:: DATA EXTRACT

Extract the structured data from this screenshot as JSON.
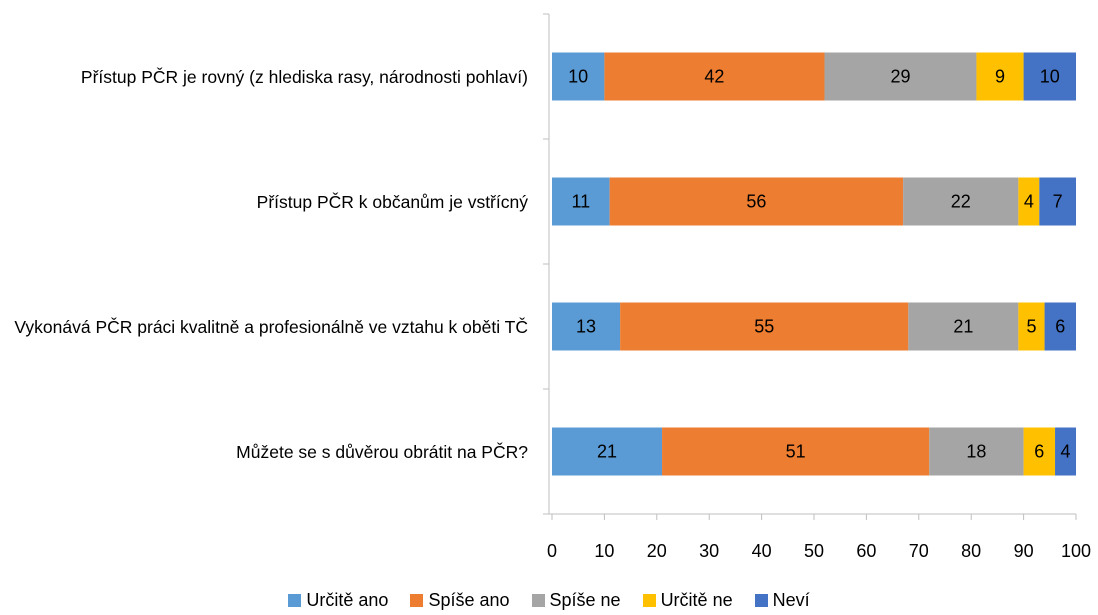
{
  "chart_data": {
    "type": "stacked_barh",
    "categories": [
      "Přístup PČR je rovný (z hlediska rasy, národnosti pohlaví)",
      "Přístup PČR k občanům je vstřícný",
      "Vykonává PČR práci kvalitně a profesionálně ve vztahu k oběti TČ",
      "Můžete se s důvěrou obrátit na PČR?"
    ],
    "series": [
      {
        "name": "Určitě ano",
        "color": "#5b9bd5",
        "values": [
          10,
          11,
          13,
          21
        ]
      },
      {
        "name": "Spíše ano",
        "color": "#ed7d31",
        "values": [
          42,
          56,
          55,
          51
        ]
      },
      {
        "name": "Spíše ne",
        "color": "#a5a5a5",
        "values": [
          29,
          22,
          21,
          18
        ]
      },
      {
        "name": "Určitě ne",
        "color": "#ffc000",
        "values": [
          9,
          4,
          5,
          6
        ]
      },
      {
        "name": "Neví",
        "color": "#4472c4",
        "values": [
          10,
          7,
          6,
          4
        ]
      }
    ],
    "xlim": [
      0,
      100
    ],
    "xticks": [
      0,
      10,
      20,
      30,
      40,
      50,
      60,
      70,
      80,
      90,
      100
    ],
    "legend": "bottom"
  }
}
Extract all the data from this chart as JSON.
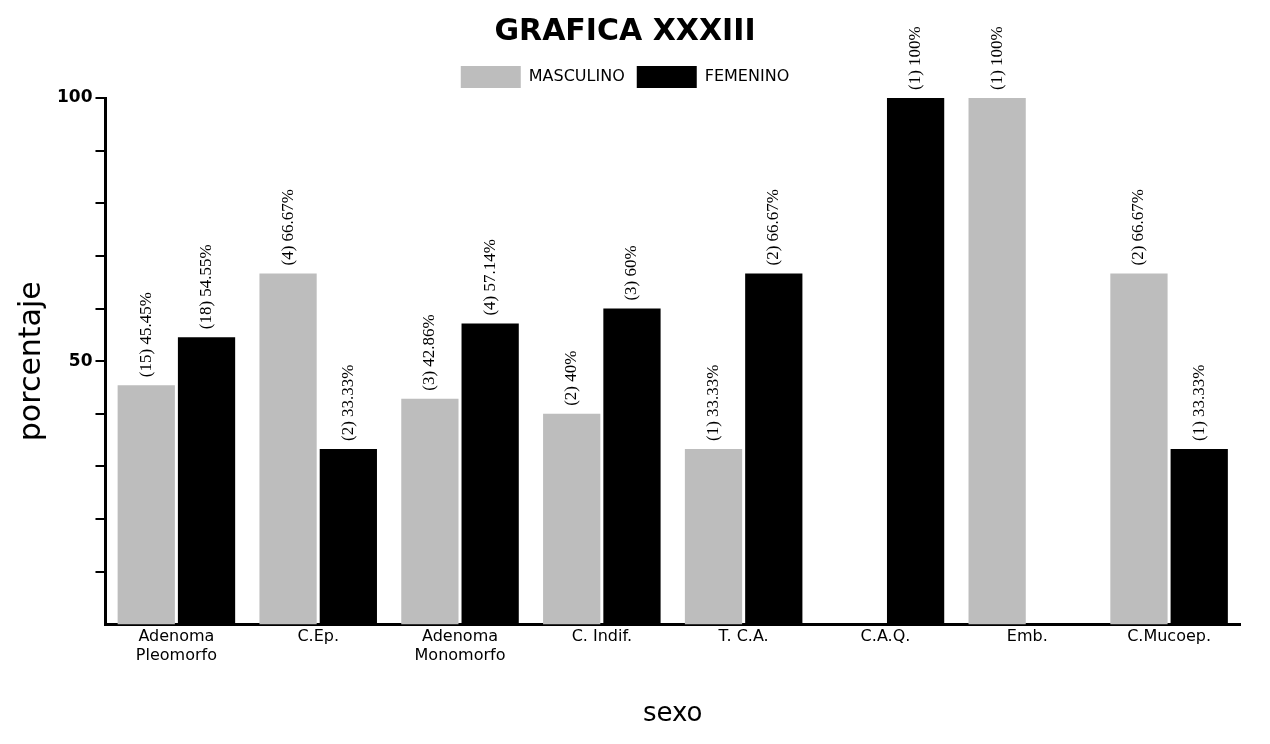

::::

EXERCISE REQUIREMENTS. Leave out the pictures and print every line of the data exactly.

REPLY.
Extract the structured data from this screenshot as JSON.
{
  "chart_data": {
    "type": "stacked_barh",
    "categories": [
      "Přístup PČR je rovný (z hlediska rasy, národnosti pohlaví)",
      "Přístup PČR k občanům je vstřícný",
      "Vykonává PČR práci kvalitně a profesionálně ve vztahu k oběti TČ",
      "Můžete se s důvěrou obrátit na PČR?"
    ],
    "series": [
      {
        "name": "Určitě ano",
        "color": "#5b9bd5",
        "values": [
          10,
          11,
          13,
          21
        ]
      },
      {
        "name": "Spíše ano",
        "color": "#ed7d31",
        "values": [
          42,
          56,
          55,
          51
        ]
      },
      {
        "name": "Spíše ne",
        "color": "#a5a5a5",
        "values": [
          29,
          22,
          21,
          18
        ]
      },
      {
        "name": "Určitě ne",
        "color": "#ffc000",
        "values": [
          9,
          4,
          5,
          6
        ]
      },
      {
        "name": "Neví",
        "color": "#4472c4",
        "values": [
          10,
          7,
          6,
          4
        ]
      }
    ],
    "xlim": [
      0,
      100
    ],
    "xticks": [
      0,
      10,
      20,
      30,
      40,
      50,
      60,
      70,
      80,
      90,
      100
    ],
    "legend": "bottom"
  }
}
Extract all the data from this chart as JSON.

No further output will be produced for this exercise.